Locate the word "PERGUNTA" in the entries below, then gather every line that holds it.

>>>>>

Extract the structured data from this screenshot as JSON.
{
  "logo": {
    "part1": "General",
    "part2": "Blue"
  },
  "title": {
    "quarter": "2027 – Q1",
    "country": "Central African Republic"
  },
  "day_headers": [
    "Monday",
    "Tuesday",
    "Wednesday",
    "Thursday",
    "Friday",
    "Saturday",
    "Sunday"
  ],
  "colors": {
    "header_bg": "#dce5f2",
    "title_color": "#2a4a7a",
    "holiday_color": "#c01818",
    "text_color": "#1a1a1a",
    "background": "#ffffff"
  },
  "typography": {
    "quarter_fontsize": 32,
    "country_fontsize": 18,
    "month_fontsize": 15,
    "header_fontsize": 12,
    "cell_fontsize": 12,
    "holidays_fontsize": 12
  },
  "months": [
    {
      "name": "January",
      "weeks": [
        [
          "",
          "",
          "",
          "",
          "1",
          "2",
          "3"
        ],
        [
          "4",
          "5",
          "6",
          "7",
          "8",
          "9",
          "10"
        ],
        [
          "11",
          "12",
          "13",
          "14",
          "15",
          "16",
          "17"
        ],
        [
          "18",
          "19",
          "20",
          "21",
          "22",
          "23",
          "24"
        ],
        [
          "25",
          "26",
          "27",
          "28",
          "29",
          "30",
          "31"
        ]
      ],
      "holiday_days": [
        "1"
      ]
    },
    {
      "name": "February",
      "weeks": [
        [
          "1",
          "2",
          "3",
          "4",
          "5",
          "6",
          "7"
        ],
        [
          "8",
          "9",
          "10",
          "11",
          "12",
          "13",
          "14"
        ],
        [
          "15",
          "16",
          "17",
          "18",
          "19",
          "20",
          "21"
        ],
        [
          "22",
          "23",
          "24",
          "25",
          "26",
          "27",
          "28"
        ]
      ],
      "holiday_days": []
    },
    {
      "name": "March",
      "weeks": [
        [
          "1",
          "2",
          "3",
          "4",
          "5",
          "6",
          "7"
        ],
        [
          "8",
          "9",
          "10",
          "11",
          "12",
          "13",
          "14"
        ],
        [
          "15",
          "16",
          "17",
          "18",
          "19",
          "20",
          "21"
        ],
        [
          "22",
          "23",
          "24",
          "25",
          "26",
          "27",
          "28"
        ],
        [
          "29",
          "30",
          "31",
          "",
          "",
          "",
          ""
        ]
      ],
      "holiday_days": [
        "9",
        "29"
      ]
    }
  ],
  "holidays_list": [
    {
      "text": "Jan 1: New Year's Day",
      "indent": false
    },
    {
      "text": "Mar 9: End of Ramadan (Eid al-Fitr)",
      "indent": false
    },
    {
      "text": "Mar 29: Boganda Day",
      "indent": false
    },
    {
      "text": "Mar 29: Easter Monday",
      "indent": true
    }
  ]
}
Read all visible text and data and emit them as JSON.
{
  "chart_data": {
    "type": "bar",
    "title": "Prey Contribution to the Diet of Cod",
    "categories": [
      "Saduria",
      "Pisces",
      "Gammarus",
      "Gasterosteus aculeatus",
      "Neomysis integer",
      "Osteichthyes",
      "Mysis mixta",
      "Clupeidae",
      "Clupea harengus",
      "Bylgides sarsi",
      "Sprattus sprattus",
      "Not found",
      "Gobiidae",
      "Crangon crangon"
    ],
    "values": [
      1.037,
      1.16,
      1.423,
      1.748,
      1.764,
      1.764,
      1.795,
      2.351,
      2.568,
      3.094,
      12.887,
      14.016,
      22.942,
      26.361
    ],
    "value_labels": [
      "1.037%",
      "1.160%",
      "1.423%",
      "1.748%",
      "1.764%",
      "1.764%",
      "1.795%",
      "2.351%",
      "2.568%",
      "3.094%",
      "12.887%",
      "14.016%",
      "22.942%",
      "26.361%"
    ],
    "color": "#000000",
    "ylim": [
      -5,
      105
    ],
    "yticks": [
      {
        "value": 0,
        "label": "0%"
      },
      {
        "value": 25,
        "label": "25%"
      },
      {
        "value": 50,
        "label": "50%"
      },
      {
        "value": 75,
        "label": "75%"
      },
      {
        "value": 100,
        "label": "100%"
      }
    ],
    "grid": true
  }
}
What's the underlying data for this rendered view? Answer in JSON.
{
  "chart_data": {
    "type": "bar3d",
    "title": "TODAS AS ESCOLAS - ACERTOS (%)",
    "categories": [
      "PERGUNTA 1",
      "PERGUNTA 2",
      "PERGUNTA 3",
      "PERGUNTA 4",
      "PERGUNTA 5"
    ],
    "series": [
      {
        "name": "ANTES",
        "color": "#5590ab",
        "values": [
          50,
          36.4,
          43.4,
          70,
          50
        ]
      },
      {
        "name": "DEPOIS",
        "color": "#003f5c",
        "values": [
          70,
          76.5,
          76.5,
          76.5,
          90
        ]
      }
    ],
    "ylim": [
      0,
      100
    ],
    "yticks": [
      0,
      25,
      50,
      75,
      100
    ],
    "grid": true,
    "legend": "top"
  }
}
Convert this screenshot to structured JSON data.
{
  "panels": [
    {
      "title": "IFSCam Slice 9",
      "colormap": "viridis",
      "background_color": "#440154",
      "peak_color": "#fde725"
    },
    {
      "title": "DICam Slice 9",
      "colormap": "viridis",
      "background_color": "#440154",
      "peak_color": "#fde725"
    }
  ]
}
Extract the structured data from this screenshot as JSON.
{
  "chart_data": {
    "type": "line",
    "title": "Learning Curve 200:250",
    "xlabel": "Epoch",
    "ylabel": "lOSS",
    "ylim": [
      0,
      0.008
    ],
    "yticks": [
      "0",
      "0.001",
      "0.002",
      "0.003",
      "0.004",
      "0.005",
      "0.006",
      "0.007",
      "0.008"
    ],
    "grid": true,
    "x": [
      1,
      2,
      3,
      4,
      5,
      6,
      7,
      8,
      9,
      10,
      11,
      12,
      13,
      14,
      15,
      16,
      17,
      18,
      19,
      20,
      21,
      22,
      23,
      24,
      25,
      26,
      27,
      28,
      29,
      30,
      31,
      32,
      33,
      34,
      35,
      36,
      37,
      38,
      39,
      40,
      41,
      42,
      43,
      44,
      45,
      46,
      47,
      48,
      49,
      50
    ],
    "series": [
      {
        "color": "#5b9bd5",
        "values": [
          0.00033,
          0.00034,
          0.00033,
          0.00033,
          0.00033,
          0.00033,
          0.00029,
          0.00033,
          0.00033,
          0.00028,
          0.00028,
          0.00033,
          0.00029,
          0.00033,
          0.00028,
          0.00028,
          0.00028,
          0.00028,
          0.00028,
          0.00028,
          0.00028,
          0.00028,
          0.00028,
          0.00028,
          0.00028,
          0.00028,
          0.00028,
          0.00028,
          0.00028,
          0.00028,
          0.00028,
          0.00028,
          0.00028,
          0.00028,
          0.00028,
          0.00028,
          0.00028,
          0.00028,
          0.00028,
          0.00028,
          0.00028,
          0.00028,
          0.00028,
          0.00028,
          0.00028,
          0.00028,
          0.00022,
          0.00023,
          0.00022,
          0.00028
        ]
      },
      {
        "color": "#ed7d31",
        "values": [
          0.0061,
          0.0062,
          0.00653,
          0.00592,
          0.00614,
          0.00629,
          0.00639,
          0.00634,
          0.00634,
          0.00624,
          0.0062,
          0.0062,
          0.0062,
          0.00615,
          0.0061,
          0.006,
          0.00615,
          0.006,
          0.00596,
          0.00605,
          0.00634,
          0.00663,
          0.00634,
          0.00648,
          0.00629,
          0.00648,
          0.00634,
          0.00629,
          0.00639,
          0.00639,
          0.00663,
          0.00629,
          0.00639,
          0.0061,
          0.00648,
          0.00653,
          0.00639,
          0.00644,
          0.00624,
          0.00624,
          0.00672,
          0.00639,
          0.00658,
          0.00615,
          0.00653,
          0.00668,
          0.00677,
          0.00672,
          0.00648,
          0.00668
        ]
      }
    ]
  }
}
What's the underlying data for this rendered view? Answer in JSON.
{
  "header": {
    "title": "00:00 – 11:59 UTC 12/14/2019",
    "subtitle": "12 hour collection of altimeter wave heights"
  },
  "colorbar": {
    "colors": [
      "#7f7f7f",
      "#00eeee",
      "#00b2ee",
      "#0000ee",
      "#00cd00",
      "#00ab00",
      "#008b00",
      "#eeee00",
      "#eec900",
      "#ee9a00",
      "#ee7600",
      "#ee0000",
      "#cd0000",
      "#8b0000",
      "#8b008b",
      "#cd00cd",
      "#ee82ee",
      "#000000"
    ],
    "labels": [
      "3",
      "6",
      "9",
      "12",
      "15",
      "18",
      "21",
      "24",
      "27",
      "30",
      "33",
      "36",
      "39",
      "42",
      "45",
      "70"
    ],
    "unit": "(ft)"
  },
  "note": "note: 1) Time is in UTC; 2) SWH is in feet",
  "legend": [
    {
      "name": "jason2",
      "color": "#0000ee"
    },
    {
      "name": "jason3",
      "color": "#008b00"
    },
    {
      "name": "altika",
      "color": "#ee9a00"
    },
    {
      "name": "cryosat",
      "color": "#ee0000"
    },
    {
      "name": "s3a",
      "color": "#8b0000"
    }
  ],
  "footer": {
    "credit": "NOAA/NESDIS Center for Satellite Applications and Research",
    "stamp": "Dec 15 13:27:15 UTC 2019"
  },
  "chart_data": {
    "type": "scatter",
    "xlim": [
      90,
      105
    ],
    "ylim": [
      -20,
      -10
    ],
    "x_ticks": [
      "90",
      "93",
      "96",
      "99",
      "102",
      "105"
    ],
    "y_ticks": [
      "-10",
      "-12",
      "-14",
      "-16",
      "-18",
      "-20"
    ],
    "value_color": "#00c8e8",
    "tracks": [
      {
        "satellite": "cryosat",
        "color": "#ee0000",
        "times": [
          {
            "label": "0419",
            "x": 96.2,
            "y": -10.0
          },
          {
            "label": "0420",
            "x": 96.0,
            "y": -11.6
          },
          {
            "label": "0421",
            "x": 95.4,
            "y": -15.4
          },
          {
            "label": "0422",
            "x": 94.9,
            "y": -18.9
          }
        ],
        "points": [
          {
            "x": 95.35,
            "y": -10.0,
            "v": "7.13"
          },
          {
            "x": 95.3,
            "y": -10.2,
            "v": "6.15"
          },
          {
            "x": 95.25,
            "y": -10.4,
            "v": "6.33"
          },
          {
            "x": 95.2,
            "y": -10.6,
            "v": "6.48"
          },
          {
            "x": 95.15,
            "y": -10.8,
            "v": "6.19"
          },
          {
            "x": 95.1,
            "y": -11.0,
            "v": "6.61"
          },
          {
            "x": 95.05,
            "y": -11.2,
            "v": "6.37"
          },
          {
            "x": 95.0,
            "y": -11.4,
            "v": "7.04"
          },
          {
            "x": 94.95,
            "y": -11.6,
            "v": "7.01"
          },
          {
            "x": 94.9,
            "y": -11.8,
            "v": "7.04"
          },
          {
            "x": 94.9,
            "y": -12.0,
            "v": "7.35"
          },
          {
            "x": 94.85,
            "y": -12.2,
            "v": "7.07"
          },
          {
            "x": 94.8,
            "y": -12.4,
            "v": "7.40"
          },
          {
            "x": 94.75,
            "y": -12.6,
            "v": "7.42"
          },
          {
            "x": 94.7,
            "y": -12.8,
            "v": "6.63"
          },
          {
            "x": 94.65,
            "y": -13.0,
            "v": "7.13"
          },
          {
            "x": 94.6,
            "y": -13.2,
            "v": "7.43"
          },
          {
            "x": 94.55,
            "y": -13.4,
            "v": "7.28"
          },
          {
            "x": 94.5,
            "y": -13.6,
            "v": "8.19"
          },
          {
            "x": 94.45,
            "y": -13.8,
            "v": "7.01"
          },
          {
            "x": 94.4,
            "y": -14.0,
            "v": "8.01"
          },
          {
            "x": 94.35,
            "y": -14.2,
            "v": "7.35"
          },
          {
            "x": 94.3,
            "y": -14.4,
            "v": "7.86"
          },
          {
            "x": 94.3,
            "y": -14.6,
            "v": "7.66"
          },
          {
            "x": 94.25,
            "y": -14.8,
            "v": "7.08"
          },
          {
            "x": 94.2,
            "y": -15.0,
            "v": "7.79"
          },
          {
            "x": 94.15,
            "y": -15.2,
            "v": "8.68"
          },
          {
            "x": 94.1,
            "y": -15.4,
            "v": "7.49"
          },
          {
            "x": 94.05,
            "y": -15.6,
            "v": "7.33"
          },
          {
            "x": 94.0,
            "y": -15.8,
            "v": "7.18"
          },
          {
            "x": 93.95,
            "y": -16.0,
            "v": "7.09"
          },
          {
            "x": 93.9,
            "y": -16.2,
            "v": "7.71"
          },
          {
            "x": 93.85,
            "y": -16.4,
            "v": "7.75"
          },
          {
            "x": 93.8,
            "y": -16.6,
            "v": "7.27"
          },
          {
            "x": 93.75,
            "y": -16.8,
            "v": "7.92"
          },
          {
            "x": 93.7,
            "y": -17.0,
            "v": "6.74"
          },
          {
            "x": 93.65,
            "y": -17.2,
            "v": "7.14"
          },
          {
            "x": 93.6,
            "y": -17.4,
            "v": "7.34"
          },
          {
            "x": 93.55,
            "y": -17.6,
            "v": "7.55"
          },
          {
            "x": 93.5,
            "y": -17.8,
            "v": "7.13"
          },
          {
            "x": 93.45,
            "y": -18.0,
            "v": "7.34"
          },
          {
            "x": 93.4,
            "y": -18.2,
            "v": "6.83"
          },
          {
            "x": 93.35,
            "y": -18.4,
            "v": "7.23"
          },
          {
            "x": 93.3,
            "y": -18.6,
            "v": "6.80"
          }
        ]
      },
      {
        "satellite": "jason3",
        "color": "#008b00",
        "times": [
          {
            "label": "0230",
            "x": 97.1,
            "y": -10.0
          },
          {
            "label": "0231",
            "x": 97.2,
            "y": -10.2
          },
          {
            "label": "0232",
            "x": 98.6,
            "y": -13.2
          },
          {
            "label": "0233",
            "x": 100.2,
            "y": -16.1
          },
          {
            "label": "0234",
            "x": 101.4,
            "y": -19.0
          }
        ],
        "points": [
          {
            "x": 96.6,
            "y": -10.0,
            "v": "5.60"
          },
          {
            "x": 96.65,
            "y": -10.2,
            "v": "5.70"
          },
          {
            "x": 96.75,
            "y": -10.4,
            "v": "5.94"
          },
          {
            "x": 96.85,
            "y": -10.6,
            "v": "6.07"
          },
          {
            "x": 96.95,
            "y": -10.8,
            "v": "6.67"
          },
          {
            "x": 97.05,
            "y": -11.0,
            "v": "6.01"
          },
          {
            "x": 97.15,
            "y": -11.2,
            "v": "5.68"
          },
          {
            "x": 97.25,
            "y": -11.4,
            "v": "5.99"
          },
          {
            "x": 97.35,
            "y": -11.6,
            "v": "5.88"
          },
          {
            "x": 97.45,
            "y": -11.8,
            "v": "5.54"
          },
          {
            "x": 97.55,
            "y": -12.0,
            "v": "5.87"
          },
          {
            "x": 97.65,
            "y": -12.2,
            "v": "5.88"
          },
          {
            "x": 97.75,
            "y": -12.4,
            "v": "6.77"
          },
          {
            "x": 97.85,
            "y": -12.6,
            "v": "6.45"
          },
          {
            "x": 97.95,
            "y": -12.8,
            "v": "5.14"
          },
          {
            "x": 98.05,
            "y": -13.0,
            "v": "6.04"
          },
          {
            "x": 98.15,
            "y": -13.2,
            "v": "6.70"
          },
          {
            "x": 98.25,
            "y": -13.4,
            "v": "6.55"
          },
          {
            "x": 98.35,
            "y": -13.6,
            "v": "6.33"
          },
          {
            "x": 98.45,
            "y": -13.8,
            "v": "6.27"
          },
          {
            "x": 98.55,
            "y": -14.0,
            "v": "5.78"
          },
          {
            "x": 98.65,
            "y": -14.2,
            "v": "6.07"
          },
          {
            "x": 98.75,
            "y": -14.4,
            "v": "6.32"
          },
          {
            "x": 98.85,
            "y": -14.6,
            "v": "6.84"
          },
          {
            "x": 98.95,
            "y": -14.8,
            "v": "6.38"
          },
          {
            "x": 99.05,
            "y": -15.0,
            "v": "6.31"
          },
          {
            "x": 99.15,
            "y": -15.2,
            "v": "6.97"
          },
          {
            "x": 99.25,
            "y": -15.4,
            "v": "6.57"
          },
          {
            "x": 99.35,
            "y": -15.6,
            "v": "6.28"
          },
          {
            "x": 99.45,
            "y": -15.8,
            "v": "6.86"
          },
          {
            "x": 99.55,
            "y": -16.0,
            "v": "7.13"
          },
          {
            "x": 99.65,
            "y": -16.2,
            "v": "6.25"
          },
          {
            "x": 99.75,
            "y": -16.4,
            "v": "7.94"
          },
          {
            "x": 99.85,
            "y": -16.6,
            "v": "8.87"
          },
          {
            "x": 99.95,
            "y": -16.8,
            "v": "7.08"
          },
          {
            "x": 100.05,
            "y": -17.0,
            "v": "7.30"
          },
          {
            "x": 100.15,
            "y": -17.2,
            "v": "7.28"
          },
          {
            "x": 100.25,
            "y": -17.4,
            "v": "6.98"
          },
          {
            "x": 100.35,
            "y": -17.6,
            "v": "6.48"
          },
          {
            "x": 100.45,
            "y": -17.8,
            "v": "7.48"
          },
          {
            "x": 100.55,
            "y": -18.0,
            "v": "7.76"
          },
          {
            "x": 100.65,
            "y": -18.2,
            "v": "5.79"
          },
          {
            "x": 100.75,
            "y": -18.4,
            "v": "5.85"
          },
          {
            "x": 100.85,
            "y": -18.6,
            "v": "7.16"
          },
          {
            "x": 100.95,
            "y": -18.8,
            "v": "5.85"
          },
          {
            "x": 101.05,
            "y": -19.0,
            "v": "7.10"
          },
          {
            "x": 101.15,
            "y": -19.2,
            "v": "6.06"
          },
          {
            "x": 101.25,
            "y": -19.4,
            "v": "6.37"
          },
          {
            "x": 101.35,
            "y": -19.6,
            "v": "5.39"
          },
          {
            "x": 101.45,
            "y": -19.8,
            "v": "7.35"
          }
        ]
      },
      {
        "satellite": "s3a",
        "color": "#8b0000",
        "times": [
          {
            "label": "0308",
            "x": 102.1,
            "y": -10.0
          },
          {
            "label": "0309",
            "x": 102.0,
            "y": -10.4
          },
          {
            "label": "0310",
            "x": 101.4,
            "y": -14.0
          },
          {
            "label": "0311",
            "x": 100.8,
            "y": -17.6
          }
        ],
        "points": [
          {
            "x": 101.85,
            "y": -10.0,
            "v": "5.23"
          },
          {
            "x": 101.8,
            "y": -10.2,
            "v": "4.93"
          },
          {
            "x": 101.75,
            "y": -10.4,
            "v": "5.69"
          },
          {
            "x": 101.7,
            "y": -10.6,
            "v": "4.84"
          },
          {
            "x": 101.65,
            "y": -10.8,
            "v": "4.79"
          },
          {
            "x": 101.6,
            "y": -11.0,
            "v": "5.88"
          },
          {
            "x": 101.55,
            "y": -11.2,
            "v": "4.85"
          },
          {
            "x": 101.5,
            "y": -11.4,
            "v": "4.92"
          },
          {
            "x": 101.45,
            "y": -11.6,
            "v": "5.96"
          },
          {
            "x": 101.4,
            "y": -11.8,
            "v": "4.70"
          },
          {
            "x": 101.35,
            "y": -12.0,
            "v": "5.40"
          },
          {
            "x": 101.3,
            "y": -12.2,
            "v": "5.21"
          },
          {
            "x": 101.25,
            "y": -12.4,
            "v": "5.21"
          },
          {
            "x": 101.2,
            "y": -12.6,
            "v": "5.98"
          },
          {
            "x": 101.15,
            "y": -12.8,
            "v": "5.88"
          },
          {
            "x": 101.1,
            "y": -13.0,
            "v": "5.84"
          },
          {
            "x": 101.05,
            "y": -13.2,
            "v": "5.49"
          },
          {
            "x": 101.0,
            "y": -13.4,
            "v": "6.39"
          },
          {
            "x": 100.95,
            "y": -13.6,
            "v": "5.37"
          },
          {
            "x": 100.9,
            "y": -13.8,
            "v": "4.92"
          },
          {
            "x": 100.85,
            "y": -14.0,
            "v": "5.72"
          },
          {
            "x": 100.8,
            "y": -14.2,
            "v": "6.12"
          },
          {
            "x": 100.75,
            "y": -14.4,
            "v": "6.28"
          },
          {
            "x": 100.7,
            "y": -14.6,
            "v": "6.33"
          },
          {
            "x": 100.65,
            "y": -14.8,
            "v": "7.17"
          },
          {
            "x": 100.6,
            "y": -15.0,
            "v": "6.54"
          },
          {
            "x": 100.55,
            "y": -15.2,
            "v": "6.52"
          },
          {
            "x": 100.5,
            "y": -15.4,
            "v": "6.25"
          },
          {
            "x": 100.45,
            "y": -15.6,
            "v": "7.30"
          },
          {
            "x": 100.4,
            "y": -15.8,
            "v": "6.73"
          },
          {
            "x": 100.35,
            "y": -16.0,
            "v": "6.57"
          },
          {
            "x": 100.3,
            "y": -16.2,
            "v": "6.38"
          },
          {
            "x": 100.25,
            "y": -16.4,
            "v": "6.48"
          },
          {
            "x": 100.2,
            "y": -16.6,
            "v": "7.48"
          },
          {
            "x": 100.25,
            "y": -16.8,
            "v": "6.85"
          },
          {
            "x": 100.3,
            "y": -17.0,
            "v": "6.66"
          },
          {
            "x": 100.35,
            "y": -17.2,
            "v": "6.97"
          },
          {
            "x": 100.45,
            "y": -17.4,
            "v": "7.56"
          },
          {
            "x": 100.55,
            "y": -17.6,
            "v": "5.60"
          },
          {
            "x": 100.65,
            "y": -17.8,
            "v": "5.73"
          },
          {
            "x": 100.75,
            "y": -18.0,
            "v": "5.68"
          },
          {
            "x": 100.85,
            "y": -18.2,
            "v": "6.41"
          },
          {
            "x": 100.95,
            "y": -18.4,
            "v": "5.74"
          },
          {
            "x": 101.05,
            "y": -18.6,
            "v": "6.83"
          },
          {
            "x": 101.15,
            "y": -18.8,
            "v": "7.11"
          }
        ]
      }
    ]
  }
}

<<<<<

*Reply:*
      "PERGUNTA 1",
      "PERGUNTA 2",
      "PERGUNTA 3",
      "PERGUNTA 4",
      "PERGUNTA 5"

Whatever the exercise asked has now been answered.